## EXERCISE INSTRUCTIONS
Among the lines below, count those with "wall". Give only the number.

## GIVEN DATA
· · · ·

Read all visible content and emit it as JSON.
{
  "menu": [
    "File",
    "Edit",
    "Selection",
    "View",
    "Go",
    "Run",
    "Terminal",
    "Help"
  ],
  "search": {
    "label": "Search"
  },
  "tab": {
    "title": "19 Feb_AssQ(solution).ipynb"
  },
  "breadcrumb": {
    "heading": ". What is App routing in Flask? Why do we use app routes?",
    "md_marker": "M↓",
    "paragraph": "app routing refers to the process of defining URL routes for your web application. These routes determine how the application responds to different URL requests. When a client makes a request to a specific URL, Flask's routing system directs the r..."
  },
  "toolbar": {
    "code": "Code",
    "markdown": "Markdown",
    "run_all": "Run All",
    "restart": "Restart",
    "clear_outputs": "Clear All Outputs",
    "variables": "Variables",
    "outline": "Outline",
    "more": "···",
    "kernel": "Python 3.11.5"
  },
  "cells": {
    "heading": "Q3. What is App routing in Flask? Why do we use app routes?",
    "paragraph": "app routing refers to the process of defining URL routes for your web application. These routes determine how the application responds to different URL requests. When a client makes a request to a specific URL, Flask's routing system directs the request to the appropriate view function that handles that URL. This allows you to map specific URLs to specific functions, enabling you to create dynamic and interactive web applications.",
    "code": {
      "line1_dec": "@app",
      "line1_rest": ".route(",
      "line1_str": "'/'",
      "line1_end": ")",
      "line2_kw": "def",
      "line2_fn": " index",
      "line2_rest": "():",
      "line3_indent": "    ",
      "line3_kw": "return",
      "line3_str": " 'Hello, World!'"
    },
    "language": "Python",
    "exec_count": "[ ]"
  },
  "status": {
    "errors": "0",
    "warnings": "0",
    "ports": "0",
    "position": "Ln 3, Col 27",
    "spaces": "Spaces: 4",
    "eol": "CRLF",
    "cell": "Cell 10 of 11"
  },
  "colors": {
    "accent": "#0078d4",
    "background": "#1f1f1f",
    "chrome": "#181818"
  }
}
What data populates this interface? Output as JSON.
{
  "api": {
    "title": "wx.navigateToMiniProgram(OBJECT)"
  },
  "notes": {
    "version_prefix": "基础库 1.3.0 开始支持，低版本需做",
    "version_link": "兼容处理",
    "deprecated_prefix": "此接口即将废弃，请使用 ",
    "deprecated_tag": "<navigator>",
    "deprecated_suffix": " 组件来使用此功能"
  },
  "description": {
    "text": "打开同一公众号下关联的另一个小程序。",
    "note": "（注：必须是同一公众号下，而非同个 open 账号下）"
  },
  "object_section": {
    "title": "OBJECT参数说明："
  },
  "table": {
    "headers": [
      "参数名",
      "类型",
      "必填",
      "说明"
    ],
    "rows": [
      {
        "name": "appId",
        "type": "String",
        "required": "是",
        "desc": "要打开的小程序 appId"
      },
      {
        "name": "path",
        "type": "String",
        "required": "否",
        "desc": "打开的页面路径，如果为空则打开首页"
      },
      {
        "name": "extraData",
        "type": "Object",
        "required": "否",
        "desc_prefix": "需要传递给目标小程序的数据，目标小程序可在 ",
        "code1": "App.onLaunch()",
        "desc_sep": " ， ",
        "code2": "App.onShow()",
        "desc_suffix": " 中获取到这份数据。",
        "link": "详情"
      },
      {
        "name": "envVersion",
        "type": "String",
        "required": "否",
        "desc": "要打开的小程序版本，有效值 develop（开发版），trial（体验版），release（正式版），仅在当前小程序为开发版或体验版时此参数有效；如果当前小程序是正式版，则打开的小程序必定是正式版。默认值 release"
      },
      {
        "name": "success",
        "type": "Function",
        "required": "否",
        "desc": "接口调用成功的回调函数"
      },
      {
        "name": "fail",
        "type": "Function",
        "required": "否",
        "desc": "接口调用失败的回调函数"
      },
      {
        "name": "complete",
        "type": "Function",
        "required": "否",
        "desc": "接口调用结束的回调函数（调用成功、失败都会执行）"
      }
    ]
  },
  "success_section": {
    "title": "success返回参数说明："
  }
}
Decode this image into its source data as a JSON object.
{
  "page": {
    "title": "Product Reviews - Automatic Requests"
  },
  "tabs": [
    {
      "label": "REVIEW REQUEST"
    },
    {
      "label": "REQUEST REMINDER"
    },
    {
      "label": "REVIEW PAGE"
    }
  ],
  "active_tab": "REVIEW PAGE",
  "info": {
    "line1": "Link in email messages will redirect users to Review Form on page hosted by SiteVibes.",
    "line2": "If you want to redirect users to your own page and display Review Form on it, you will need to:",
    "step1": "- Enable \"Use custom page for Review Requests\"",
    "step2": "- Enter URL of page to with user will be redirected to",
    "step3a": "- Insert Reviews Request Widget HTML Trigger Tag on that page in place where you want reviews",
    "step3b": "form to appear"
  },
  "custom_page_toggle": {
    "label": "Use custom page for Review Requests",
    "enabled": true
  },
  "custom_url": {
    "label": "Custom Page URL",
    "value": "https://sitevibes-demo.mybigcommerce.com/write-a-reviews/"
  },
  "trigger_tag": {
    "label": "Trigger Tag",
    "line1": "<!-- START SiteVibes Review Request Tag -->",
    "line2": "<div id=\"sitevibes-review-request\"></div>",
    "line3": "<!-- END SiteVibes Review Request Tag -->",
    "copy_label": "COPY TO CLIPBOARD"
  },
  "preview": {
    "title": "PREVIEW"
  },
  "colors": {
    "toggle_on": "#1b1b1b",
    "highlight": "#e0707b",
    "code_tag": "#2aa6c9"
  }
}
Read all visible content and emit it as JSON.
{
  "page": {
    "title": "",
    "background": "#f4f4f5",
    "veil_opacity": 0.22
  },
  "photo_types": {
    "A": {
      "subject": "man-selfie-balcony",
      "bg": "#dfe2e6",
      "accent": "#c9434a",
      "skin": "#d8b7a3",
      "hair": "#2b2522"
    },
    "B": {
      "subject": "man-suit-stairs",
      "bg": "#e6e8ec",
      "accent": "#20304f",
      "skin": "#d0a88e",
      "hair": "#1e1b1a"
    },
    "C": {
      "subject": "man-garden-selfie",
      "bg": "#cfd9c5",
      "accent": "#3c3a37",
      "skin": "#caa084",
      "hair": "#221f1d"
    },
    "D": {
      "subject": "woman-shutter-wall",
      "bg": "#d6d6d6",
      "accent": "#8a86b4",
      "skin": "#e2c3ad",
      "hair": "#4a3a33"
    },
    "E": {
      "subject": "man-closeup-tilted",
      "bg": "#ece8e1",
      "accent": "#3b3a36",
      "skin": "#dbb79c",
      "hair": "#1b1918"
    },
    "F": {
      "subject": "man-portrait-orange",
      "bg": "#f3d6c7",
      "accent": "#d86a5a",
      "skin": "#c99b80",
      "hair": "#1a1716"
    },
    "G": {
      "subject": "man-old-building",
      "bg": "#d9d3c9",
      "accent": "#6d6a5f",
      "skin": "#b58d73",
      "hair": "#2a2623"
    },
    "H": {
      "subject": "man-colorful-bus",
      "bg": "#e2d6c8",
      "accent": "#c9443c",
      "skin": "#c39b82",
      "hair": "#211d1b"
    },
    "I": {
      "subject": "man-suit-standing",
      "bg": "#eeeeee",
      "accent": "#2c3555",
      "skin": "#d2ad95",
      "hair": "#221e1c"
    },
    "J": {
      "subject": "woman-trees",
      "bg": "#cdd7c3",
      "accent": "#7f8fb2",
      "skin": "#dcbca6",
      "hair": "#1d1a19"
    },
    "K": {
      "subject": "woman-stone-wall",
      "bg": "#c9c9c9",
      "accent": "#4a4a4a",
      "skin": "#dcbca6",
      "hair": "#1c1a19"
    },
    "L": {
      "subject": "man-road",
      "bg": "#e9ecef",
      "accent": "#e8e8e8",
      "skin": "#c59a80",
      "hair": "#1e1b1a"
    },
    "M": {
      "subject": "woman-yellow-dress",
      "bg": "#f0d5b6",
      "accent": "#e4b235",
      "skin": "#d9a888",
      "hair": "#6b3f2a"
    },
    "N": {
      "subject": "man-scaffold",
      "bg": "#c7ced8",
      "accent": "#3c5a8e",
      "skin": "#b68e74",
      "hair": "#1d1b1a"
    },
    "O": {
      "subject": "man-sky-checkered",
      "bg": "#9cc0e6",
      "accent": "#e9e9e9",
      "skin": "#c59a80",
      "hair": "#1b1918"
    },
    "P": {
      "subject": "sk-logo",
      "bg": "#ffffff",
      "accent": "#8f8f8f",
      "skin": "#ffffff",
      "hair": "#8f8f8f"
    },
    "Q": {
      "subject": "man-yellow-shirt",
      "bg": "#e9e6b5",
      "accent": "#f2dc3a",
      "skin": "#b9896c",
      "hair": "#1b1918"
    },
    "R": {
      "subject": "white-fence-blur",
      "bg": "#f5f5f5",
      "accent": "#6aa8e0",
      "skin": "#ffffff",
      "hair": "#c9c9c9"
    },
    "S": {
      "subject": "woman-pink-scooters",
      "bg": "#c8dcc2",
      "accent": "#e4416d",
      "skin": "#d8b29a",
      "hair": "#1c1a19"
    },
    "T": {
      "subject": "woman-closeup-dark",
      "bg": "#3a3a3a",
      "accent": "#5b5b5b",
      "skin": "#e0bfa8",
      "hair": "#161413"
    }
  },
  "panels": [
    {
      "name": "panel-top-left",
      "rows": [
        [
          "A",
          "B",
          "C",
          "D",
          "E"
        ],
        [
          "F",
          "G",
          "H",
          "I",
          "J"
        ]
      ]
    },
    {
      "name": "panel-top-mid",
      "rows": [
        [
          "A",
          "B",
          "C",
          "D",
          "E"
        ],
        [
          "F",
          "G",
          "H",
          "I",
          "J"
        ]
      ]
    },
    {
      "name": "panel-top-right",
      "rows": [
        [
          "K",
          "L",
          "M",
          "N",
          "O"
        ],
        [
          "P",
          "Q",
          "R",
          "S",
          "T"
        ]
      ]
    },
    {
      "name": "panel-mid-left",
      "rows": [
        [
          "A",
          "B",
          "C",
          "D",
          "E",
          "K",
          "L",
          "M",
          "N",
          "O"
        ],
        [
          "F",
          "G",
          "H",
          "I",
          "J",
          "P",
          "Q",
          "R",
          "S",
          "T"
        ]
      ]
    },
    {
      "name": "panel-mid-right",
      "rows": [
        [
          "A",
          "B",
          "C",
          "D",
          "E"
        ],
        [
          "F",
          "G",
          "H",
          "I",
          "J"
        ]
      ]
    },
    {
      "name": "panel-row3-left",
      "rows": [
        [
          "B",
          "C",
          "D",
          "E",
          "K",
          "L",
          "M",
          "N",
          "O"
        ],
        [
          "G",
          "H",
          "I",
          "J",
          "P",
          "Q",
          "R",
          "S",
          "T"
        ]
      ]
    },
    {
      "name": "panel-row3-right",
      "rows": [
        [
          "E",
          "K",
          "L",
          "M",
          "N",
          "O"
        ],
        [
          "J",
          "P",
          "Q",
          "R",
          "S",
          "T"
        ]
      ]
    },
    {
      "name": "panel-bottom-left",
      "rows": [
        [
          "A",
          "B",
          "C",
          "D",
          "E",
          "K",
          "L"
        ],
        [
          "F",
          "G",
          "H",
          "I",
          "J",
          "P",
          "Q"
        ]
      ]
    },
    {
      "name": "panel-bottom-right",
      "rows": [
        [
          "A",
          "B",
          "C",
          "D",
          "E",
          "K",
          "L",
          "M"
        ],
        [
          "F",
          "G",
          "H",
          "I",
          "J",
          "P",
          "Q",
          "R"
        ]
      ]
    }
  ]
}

· · · ·

## WRITTEN ANSWER
2